_Problem to solve_
Scan the data that follows and count the lines with the string "πόλεως"; answer with the count alone.
==== Data for this task
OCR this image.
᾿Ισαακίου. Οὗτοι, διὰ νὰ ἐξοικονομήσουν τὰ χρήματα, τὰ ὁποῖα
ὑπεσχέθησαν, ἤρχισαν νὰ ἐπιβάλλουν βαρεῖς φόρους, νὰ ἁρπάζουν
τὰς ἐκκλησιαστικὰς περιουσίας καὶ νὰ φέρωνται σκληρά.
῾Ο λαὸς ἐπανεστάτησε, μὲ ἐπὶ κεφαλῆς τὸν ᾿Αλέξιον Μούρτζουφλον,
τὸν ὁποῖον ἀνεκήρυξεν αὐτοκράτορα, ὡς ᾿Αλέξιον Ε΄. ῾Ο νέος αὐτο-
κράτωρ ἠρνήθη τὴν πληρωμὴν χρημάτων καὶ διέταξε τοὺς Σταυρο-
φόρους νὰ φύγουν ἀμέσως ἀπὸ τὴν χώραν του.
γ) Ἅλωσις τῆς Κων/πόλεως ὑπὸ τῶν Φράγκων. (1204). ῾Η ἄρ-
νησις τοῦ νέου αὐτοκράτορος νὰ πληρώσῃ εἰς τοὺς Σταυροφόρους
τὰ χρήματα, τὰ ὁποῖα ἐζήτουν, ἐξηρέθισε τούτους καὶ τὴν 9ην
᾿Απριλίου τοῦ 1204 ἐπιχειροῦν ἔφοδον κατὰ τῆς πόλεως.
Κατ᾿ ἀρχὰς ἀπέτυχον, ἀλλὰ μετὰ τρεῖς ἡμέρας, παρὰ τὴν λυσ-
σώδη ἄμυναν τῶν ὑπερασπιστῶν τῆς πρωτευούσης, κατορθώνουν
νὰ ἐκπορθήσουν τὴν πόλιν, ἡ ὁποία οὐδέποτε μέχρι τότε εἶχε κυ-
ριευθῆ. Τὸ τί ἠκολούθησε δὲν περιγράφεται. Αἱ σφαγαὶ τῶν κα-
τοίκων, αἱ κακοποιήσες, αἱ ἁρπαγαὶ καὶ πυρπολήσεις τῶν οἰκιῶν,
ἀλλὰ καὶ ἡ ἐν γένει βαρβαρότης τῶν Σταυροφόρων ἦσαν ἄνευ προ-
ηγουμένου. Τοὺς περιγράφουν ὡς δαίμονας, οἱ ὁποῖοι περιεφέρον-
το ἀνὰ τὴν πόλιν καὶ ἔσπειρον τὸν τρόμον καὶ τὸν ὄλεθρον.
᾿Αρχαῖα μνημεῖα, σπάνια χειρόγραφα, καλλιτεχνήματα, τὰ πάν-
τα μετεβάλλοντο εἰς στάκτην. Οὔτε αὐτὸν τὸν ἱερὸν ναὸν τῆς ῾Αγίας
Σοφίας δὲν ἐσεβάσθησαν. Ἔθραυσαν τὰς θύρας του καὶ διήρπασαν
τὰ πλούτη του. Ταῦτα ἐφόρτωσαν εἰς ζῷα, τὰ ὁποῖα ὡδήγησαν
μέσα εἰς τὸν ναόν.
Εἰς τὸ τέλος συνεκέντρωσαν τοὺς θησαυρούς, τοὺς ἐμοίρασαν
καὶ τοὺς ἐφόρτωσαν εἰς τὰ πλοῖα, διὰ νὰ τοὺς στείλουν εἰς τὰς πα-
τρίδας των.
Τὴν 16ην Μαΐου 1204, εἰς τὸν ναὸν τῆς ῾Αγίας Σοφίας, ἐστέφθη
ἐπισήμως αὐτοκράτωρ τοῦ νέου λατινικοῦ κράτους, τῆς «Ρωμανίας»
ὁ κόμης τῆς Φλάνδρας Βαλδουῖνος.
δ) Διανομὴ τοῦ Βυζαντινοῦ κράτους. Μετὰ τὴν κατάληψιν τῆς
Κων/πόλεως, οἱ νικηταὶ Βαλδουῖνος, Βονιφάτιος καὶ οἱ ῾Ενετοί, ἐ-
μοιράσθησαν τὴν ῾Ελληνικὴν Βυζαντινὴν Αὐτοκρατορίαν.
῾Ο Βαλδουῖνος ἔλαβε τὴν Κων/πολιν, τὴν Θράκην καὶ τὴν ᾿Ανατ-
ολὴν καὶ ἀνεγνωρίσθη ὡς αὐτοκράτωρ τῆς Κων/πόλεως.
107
========
_Solution to this task_
4